▸ **GOAL**
Output all of the data below exactly as given.

▸ **DATA LINES**
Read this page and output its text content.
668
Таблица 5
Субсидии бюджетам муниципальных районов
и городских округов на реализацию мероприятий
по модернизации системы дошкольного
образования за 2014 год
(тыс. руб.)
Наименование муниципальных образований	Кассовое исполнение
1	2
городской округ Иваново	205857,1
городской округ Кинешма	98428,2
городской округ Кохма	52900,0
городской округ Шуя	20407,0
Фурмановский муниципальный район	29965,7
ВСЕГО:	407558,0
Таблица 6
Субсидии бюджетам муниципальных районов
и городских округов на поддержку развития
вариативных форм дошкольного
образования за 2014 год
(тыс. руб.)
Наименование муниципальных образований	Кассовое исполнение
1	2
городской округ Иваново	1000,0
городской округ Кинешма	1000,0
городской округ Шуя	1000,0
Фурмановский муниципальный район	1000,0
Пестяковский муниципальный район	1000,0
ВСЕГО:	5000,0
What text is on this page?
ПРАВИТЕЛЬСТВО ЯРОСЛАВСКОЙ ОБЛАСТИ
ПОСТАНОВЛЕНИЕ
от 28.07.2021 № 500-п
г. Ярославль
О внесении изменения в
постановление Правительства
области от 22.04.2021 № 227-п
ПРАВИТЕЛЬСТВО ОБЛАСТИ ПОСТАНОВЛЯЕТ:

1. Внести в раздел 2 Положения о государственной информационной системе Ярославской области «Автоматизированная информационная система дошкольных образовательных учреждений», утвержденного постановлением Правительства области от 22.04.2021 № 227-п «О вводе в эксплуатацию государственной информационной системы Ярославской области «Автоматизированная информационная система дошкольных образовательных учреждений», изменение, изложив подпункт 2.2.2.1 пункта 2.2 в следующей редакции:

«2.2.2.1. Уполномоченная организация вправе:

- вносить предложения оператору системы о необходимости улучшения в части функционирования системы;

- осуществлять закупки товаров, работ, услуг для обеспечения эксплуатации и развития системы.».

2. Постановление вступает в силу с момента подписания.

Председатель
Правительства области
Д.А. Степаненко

▸ **THE ANSWER**
Read this page and output its text content.
668
Таблица 5
Субсидии бюджетам муниципальных районов
и городских округов на реализацию мероприятий
по модернизации системы дошкольного
образования за 2014 год
(тыс. руб.)
Наименование муниципальных образований	Кассовое исполнение
1	2
городской округ Иваново	205857,1
городской округ Кинешма	98428,2
городской округ Кохма	52900,0
городской округ Шуя	20407,0
Фурмановский муниципальный район	29965,7
ВСЕГО:	407558,0
Таблица 6
Субсидии бюджетам муниципальных районов
и городских округов на поддержку развития
вариативных форм дошкольного
образования за 2014 год
(тыс. руб.)
Наименование муниципальных образований	Кассовое исполнение
1	2
городской округ Иваново	1000,0
городской округ Кинешма	1000,0
городской округ Шуя	1000,0
Фурмановский муниципальный район	1000,0
Пестяковский муниципальный район	1000,0
ВСЕГО:	5000,0
What text is on this page?
ПРАВИТЕЛЬСТВО ЯРОСЛАВСКОЙ ОБЛАСТИ
ПОСТАНОВЛЕНИЕ
от 28.07.2021 № 500-п
г. Ярославль
О внесении изменения в
постановление Правительства
области от 22.04.2021 № 227-п
ПРАВИТЕЛЬСТВО ОБЛАСТИ ПОСТАНОВЛЯЕТ:

1. Внести в раздел 2 Положения о государственной информационной системе Ярославской области «Автоматизированная информационная система дошкольных образовательных учреждений», утвержденного постановлением Правительства области от 22.04.2021 № 227-п «О вводе в эксплуатацию государственной информационной системы Ярославской области «Автоматизированная информационная система дошкольных образовательных учреждений», изменение, изложив подпункт 2.2.2.1 пункта 2.2 в следующей редакции:

«2.2.2.1. Уполномоченная организация вправе:

- вносить предложения оператору системы о необходимости улучшения в части функционирования системы;

- осуществлять закупки товаров, работ, услуг для обеспечения эксплуатации и развития системы.».

2. Постановление вступает в силу с момента подписания.

Председатель
Правительства области
Д.А. Степаненко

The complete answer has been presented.